Repeat every line exactly, keeping the pictures out of the copy.

• [Data entries]
***

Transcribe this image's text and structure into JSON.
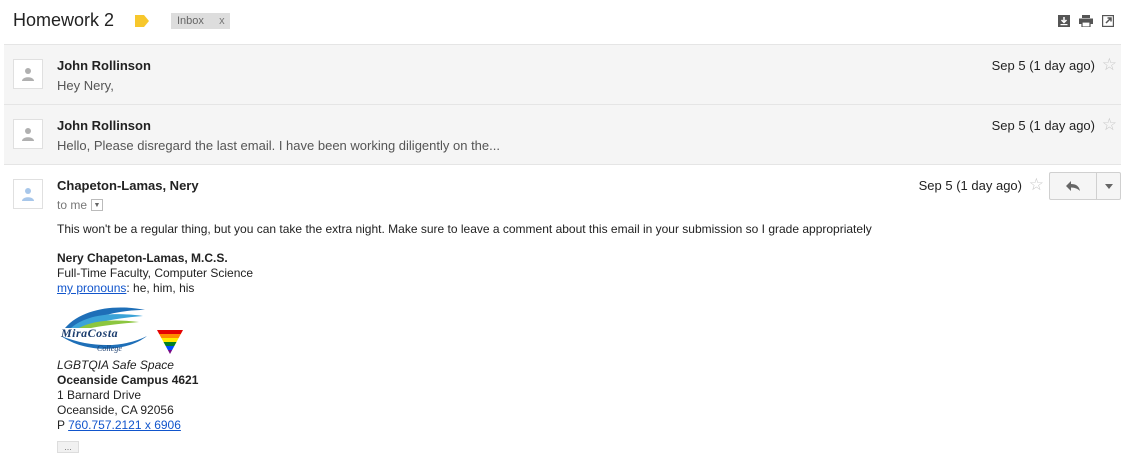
{
  "subject": "Homework 2",
  "label_chip": {
    "text": "Inbox",
    "remove": "x"
  },
  "messages": [
    {
      "sender": "John Rollinson",
      "snippet": "Hey Nery,",
      "date": "Sep 5 (1 day ago)"
    },
    {
      "sender": "John Rollinson",
      "snippet": "Hello, Please disregard the last email. I have been working diligently on the...",
      "date": "Sep 5 (1 day ago)"
    }
  ],
  "open_message": {
    "sender": "Chapeton-Lamas, Nery",
    "to": "to me",
    "date": "Sep 5 (1 day ago)",
    "body": "This won't be a regular thing, but you can take the extra night. Make sure to leave a comment about this email in your submission so I grade appropriately",
    "signature": {
      "name": "Nery Chapeton-Lamas, M.C.S.",
      "title": "Full-Time Faculty, Computer Science",
      "pronoun_link": "my pronouns",
      "pronouns": ": he, him, his",
      "logo_word": "MiraCosta",
      "logo_sub": "College",
      "safe_space": "LGBTQIA Safe Space",
      "campus": "Oceanside Campus 4621",
      "address1": "1 Barnard Drive",
      "address2": "Oceanside, CA 92056",
      "phone_prefix": "P ",
      "phone": "760.757.2121 x 6906"
    },
    "trimmed": "..."
  },
  "colors": {
    "label_yellow": "#f7c72c",
    "link": "#1155cc",
    "chip_bg": "#dddddd"
  },
  "icons": [
    "label-icon",
    "download-icon",
    "print-icon",
    "new-window-icon",
    "avatar-icon",
    "star-icon",
    "reply-icon",
    "more-options-icon",
    "rainbow-triangle-icon"
  ]
}
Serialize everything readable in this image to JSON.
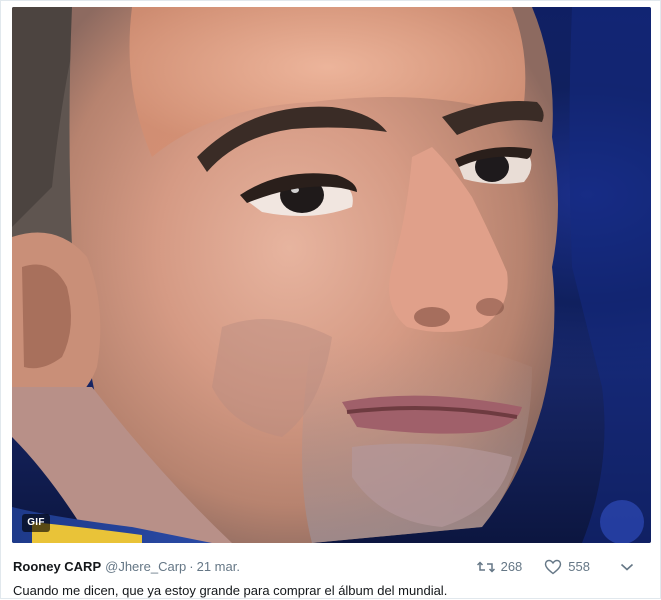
{
  "media": {
    "type_badge": "GIF"
  },
  "tweet": {
    "author_name": "Rooney CARP",
    "handle": "@Jhere_Carp",
    "separator": "·",
    "date": "21 mar.",
    "text": "Cuando me dicen, que ya estoy grande para comprar el álbum del mundial.",
    "retweet_count": "268",
    "like_count": "558"
  },
  "icons": {
    "retweet": "retweet-icon",
    "like": "heart-icon",
    "more": "chevron-down-icon"
  },
  "colors": {
    "text": "#14171a",
    "secondary": "#657786",
    "border": "#e1e8ed",
    "background": "#ffffff"
  }
}
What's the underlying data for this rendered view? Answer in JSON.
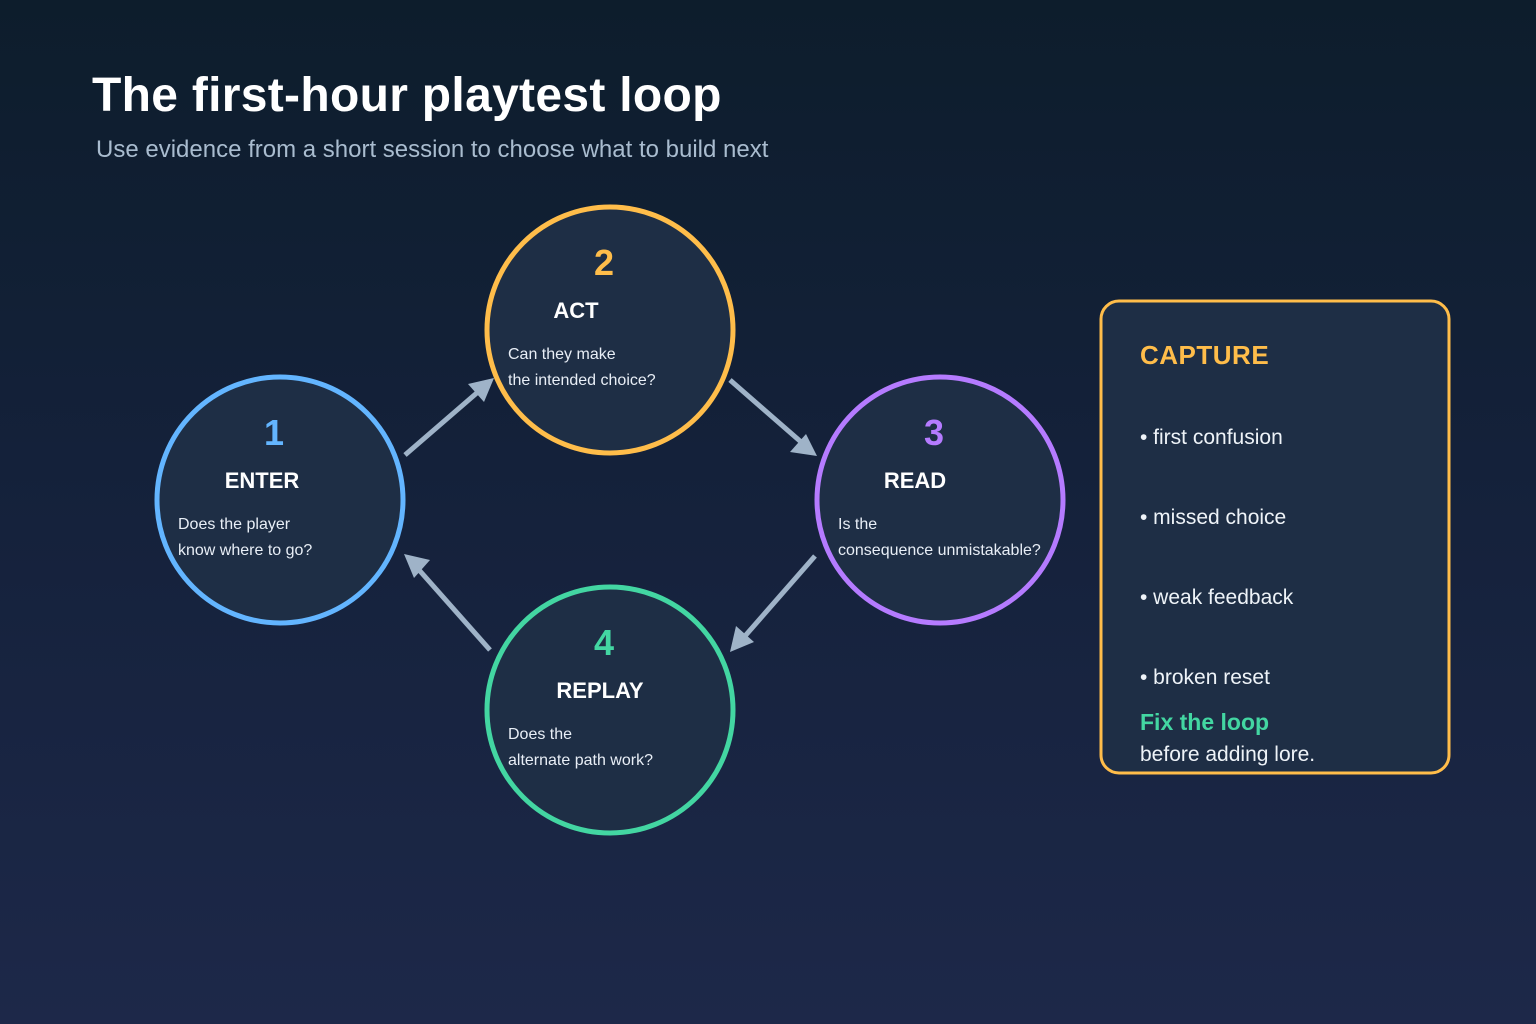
{
  "header": {
    "title": "The first-hour playtest loop",
    "subtitle": "Use evidence from a short session to choose what to build next"
  },
  "colors": {
    "node_fill": "#1e2e45",
    "arrow": "#9fb3c8",
    "enter": "#63b5ff",
    "act": "#ffbd4a",
    "read": "#b57bff",
    "replay": "#43d6a2",
    "card_border": "#ffbd4a",
    "card_title": "#ffbd4a",
    "card_foot_strong": "#43d6a2"
  },
  "nodes": [
    {
      "number": "1",
      "label": "ENTER",
      "line1": "Does the player",
      "line2": "know where to go?"
    },
    {
      "number": "2",
      "label": "ACT",
      "line1": "Can they make",
      "line2": "the intended choice?"
    },
    {
      "number": "3",
      "label": "READ",
      "line1": "Is the",
      "line2": "consequence unmistakable?"
    },
    {
      "number": "4",
      "label": "REPLAY",
      "line1": "Does the",
      "line2": "alternate path work?"
    }
  ],
  "capture": {
    "title": "CAPTURE",
    "items": [
      "• first confusion",
      "• missed choice",
      "• weak feedback",
      "• broken reset"
    ],
    "footer_strong": "Fix the loop",
    "footer_text": "before adding lore."
  }
}
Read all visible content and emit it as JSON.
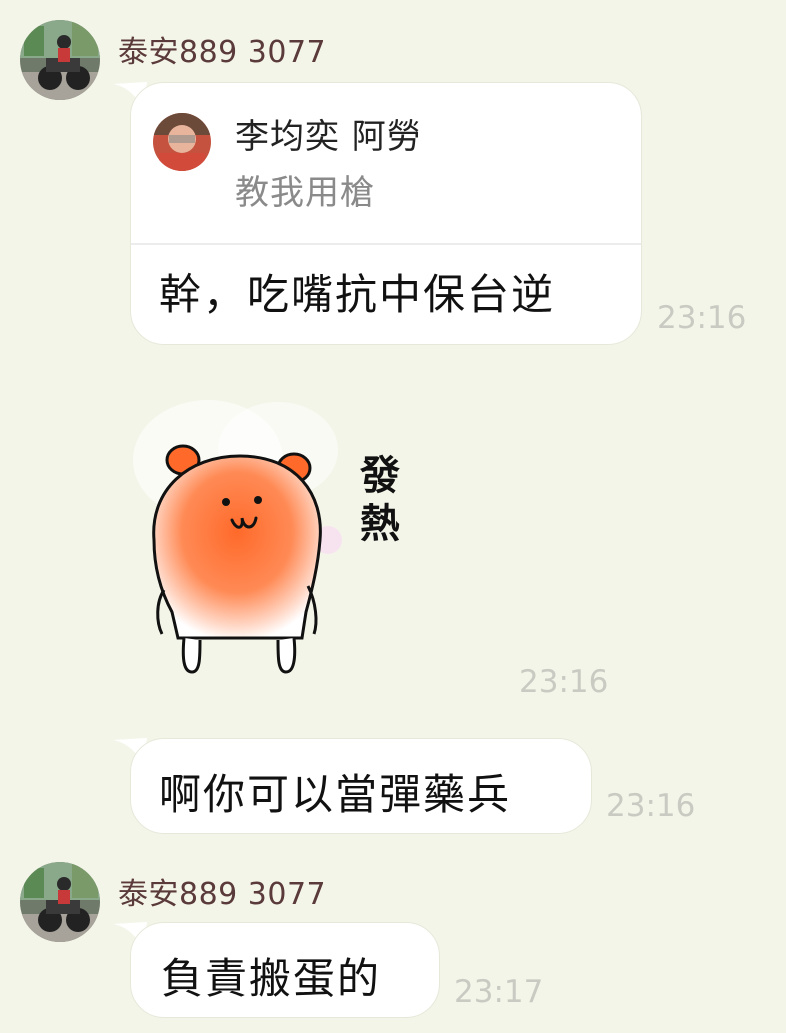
{
  "messages": [
    {
      "sender": "泰安889 3077",
      "quote": {
        "name": "李均奕 阿勞",
        "text": "教我用槍"
      },
      "text": "幹，吃嘴抗中保台逆",
      "time": "23:16"
    },
    {
      "sticker": {
        "icon": "hamster-blushing-sticker",
        "caption": "發熱"
      },
      "time": "23:16"
    },
    {
      "text": "啊你可以當彈藥兵",
      "time": "23:16"
    },
    {
      "sender": "泰安889 3077",
      "text": "負責搬蛋的",
      "time": "23:17"
    }
  ],
  "colors": {
    "background": "#f4f5e9",
    "bubble": "#ffffff",
    "sender_name": "#5a3a3a",
    "timestamp": "#c9cbc3"
  }
}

***

• [Written response]
Transcribe this image's text and structure into JSON.
{
  "subject": "Homework 2",
  "label_chip": {
    "text": "Inbox",
    "remove": "x"
  },
  "messages": [
    {
      "sender": "John Rollinson",
      "snippet": "Hey Nery,",
      "date": "Sep 5 (1 day ago)"
    },
    {
      "sender": "John Rollinson",
      "snippet": "Hello, Please disregard the last email. I have been working diligently on the...",
      "date": "Sep 5 (1 day ago)"
    }
  ],
  "open_message": {
    "sender": "Chapeton-Lamas, Nery",
    "to": "to me",
    "date": "Sep 5 (1 day ago)",
    "body": "This won't be a regular thing, but you can take the extra night. Make sure to leave a comment about this email in your submission so I grade appropriately",
    "signature": {
      "name": "Nery Chapeton-Lamas, M.C.S.",
      "title": "Full-Time Faculty, Computer Science",
      "pronoun_link": "my pronouns",
      "pronouns": ": he, him, his",
      "logo_word": "MiraCosta",
      "logo_sub": "College",
      "safe_space": "LGBTQIA Safe Space",
      "campus": "Oceanside Campus 4621",
      "address1": "1 Barnard Drive",
      "address2": "Oceanside, CA 92056",
      "phone_prefix": "P ",
      "phone": "760.757.2121 x 6906"
    },
    "trimmed": "..."
  },
  "colors": {
    "label_yellow": "#f7c72c",
    "link": "#1155cc",
    "chip_bg": "#dddddd"
  },
  "icons": [
    "label-icon",
    "download-icon",
    "print-icon",
    "new-window-icon",
    "avatar-icon",
    "star-icon",
    "reply-icon",
    "more-options-icon",
    "rainbow-triangle-icon"
  ]
}
Serialize everything readable in this image to JSON.
{
  "media": {
    "type_badge": "GIF"
  },
  "tweet": {
    "author_name": "Rooney CARP",
    "handle": "@Jhere_Carp",
    "separator": "·",
    "date": "21 mar.",
    "text": "Cuando me dicen, que ya estoy grande para comprar el álbum del mundial.",
    "retweet_count": "268",
    "like_count": "558"
  },
  "icons": {
    "retweet": "retweet-icon",
    "like": "heart-icon",
    "more": "chevron-down-icon"
  },
  "colors": {
    "text": "#14171a",
    "secondary": "#657786",
    "border": "#e1e8ed",
    "background": "#ffffff"
  }
}
What's the underlying data for this rendered view? Answer in JSON.
{
  "header": {
    "title": "The first-hour playtest loop",
    "subtitle": "Use evidence from a short session to choose what to build next"
  },
  "colors": {
    "node_fill": "#1e2e45",
    "arrow": "#9fb3c8",
    "enter": "#63b5ff",
    "act": "#ffbd4a",
    "read": "#b57bff",
    "replay": "#43d6a2",
    "card_border": "#ffbd4a",
    "card_title": "#ffbd4a",
    "card_foot_strong": "#43d6a2"
  },
  "nodes": [
    {
      "number": "1",
      "label": "ENTER",
      "line1": "Does the player",
      "line2": "know where to go?"
    },
    {
      "number": "2",
      "label": "ACT",
      "line1": "Can they make",
      "line2": "the intended choice?"
    },
    {
      "number": "3",
      "label": "READ",
      "line1": "Is the",
      "line2": "consequence unmistakable?"
    },
    {
      "number": "4",
      "label": "REPLAY",
      "line1": "Does the",
      "line2": "alternate path work?"
    }
  ],
  "capture": {
    "title": "CAPTURE",
    "items": [
      "• first confusion",
      "• missed choice",
      "• weak feedback",
      "• broken reset"
    ],
    "footer_strong": "Fix the loop",
    "footer_text": "before adding lore."
  }
}
Read all visible content and emit it as JSON.
{
  "messages": [
    {
      "sender": "泰安889 3077",
      "quote": {
        "name": "李均奕 阿勞",
        "text": "教我用槍"
      },
      "text": "幹，吃嘴抗中保台逆",
      "time": "23:16"
    },
    {
      "sticker": {
        "icon": "hamster-blushing-sticker",
        "caption": "發熱"
      },
      "time": "23:16"
    },
    {
      "text": "啊你可以當彈藥兵",
      "time": "23:16"
    },
    {
      "sender": "泰安889 3077",
      "text": "負責搬蛋的",
      "time": "23:17"
    }
  ],
  "colors": {
    "background": "#f4f5e9",
    "bubble": "#ffffff",
    "sender_name": "#5a3a3a",
    "timestamp": "#c9cbc3"
  }
}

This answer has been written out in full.